» Entries supplied
──────

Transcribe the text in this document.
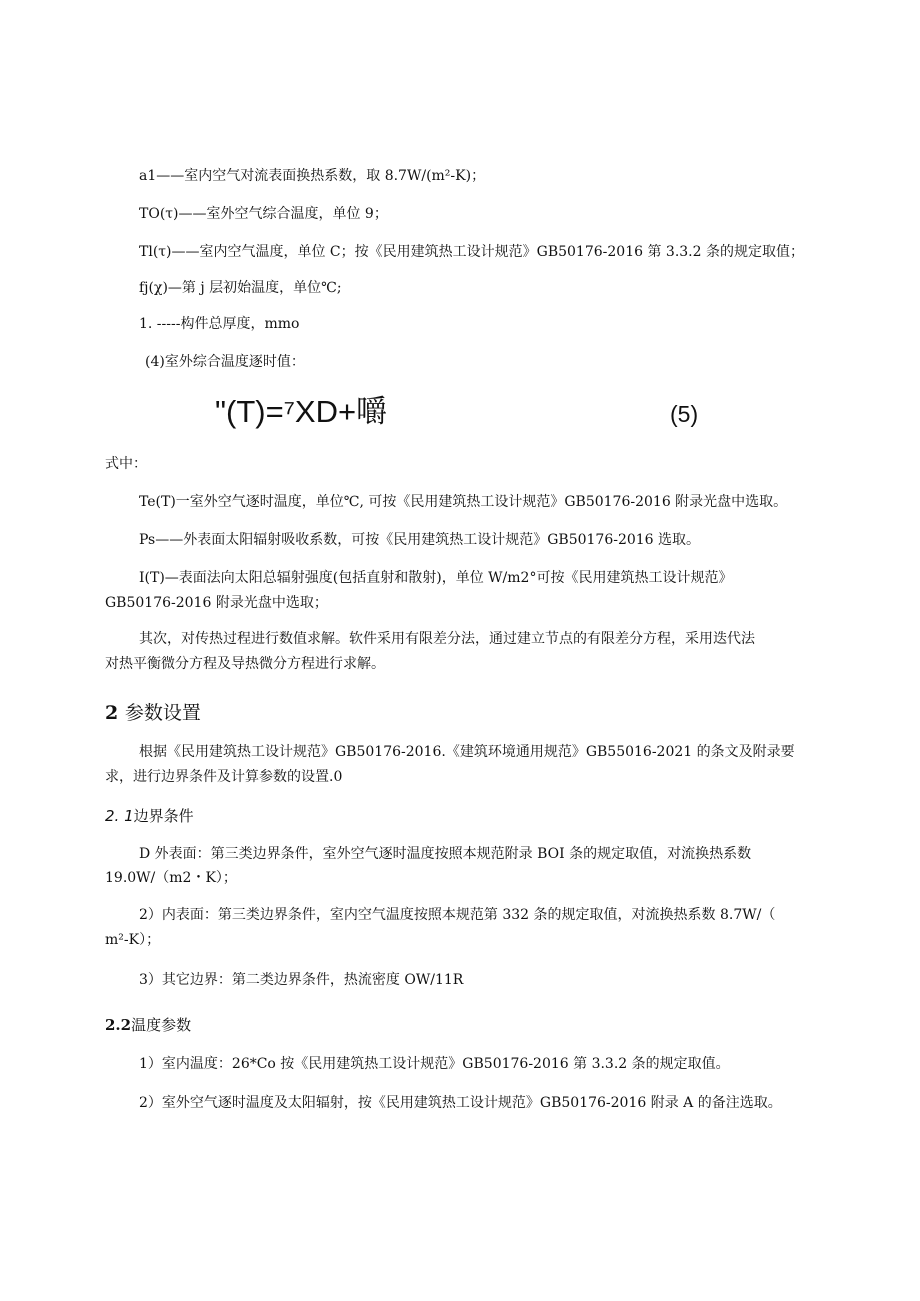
a1——室内空气对流表面换热系数，取 8.7W/(m²-K)；
TO(τ)——室外空气综合温度，单位 9；
Tl(τ)——室内空气温度，单位 C；按《民用建筑热工设计规范》GB50176-2016 第 3.3.2 条的规定取值；
fj(χ)—第 j 层初始温度，单位℃;
1. -----构件总厚度，mmo
(4)室外综合温度逐时值：
"(T)=⁷XD+嚼	(5)
式中：
Te(T)一室外空气逐时温度，单位℃, 可按《民用建筑热工设计规范》GB50176-2016 附录光盘中选取。
Ps——外表面太阳辐射吸收系数，可按《民用建筑热工设计规范》GB50176-2016 选取。
I(T)—表面法向太阳总辐射强度(包括直射和散射)，单位 W/m2°可按《民用建筑热工设计规范》
GB50176-2016 附录光盘中选取；
其次，对传热过程进行数值求解。软件采用有限差分法，通过建立节点的有限差分方程，采用迭代法
对热平衡微分方程及导热微分方程进行求解。
2 参数设置
根据《民用建筑热工设计规范》GB50176-2016.《建筑环境通用规范》GB55016-2021 的条文及附录要
求，进行边界条件及计算参数的设置.0
2. 1边界条件
D 外表面：第三类边界条件，室外空气逐时温度按照本规范附录 BOI 条的规定取值，对流换热系数
19.0W/（m2・K）；
2）内表面：第三类边界条件，室内空气温度按照本规范第 332 条的规定取值，对流换热系数 8.7W/（
m²-K）；
3）其它边界：第二类边界条件，热流密度 OW/11R
2.2温度参数
1）室内温度：26*Co 按《民用建筑热工设计规范》GB50176-2016 第 3.3.2 条的规定取值。
2）室外空气逐时温度及太阳辐射，按《民用建筑热工设计规范》GB50176-2016 附录 A 的备注选取。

──────

» Task to carry out
Track down all lines above with the string "条的规定取值" and copy them.

» Task answer
Tl(τ)——室内空气温度，单位 C；按《民用建筑热工设计规范》GB50176-2016 第 3.3.2 条的规定取值；
D 外表面：第三类边界条件，室外空气逐时温度按照本规范附录 BOI 条的规定取值，对流换热系数
2）内表面：第三类边界条件，室内空气温度按照本规范第 332 条的规定取值，对流换热系数 8.7W/（
1）室内温度：26*Co 按《民用建筑热工设计规范》GB50176-2016 第 3.3.2 条的规定取值。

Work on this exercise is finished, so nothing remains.